Go to the line that contains "Transcribe this image's" and extract it along with every line after it, exactly, through the end of the data below.
[start Data listing]
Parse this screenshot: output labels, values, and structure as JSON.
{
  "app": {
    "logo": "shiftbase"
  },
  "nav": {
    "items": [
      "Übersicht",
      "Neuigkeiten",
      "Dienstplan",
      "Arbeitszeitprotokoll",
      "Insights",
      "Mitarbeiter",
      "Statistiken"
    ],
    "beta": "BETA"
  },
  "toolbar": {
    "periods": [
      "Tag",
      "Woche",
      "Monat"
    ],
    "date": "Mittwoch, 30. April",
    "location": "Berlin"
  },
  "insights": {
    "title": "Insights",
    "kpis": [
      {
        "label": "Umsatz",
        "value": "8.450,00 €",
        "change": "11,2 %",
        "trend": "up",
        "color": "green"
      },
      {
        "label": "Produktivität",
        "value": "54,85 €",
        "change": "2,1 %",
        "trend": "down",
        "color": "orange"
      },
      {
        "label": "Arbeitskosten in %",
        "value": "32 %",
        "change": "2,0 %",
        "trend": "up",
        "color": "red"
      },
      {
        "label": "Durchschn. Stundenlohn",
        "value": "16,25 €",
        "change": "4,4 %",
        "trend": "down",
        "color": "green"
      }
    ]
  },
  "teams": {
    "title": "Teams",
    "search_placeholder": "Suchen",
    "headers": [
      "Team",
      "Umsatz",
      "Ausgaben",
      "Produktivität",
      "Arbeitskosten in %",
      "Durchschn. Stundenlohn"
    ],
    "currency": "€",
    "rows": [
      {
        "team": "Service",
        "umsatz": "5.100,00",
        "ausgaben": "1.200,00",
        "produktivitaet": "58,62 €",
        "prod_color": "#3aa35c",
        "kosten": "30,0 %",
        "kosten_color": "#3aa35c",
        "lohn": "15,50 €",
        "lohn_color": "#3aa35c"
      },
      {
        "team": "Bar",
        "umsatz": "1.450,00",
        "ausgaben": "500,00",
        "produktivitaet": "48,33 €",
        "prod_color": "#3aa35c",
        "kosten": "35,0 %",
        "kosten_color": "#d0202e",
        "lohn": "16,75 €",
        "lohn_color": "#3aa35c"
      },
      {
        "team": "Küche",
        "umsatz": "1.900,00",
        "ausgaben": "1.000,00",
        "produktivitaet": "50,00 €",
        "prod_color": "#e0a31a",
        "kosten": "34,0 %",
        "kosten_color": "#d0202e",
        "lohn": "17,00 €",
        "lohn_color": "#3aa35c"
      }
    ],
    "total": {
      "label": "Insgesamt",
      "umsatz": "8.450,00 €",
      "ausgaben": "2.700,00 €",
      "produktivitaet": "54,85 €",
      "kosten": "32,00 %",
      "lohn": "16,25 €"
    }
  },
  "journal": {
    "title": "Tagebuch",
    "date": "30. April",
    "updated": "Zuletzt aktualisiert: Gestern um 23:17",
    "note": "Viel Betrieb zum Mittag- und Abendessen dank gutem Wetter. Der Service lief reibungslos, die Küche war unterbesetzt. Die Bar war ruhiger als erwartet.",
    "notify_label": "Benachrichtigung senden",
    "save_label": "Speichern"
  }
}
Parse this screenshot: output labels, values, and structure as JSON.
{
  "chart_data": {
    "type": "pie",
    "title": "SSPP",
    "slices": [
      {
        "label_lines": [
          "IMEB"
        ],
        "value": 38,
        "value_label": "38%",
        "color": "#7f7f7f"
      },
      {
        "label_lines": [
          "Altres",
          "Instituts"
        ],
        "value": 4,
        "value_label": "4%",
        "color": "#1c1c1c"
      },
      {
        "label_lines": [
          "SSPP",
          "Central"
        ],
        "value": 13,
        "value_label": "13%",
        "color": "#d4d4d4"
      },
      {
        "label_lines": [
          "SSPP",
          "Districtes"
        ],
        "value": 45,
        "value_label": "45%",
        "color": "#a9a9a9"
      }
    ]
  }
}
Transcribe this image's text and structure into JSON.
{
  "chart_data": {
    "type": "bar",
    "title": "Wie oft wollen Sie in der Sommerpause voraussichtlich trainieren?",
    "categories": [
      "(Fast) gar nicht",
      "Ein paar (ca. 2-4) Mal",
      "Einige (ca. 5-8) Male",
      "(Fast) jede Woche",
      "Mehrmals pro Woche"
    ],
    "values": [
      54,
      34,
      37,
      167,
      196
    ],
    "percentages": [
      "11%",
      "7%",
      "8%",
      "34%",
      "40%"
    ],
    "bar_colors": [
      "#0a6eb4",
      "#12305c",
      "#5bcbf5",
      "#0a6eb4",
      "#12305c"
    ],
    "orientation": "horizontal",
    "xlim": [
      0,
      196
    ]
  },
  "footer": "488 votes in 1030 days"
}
[end Data listing]
▸ Completed exercise:
Transcribe this image's text and structure into JSON.
{
  "chart_data": {
    "type": "bar",
    "title": "Wie oft wollen Sie in der Sommerpause voraussichtlich trainieren?",
    "categories": [
      "(Fast) gar nicht",
      "Ein paar (ca. 2-4) Mal",
      "Einige (ca. 5-8) Male",
      "(Fast) jede Woche",
      "Mehrmals pro Woche"
    ],
    "values": [
      54,
      34,
      37,
      167,
      196
    ],
    "percentages": [
      "11%",
      "7%",
      "8%",
      "34%",
      "40%"
    ],
    "bar_colors": [
      "#0a6eb4",
      "#12305c",
      "#5bcbf5",
      "#0a6eb4",
      "#12305c"
    ],
    "orientation": "horizontal",
    "xlim": [
      0,
      196
    ]
  },
  "footer": "488 votes in 1030 days"
}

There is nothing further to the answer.